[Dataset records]

* BEGIN *

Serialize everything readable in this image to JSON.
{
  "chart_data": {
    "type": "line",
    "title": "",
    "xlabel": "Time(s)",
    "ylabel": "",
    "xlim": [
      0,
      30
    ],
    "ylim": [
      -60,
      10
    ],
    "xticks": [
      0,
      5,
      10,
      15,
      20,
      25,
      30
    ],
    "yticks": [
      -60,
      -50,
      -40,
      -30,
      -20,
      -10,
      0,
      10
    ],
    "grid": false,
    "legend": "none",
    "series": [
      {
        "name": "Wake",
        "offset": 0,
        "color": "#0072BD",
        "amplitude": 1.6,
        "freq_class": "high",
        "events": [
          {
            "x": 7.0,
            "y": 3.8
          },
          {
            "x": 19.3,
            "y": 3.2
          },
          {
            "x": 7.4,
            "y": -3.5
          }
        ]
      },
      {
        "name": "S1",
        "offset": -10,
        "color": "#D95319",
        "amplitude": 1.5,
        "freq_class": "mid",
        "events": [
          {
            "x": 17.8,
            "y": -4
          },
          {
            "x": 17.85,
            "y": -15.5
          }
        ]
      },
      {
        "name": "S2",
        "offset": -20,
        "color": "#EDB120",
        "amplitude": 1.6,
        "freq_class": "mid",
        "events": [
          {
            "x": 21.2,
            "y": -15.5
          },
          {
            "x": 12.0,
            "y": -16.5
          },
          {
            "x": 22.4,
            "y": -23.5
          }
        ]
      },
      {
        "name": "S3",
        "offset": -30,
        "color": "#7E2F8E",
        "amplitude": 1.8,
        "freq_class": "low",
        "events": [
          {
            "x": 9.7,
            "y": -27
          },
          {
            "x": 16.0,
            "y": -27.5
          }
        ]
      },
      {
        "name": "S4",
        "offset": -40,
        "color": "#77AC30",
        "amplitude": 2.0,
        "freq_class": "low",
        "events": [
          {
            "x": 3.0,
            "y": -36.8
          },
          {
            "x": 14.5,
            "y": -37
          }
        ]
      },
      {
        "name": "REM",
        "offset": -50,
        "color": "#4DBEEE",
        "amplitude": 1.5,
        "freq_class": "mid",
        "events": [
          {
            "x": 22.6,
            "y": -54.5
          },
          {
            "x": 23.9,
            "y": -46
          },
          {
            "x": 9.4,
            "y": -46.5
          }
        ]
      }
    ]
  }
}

* END *

> _Given exercise_:
Scan the data above and copy every line with "name" in it.

> _Output below_:
        "name": "Wake",
        "name": "S1",
        "name": "S2",
        "name": "S3",
        "name": "S4",
        "name": "REM",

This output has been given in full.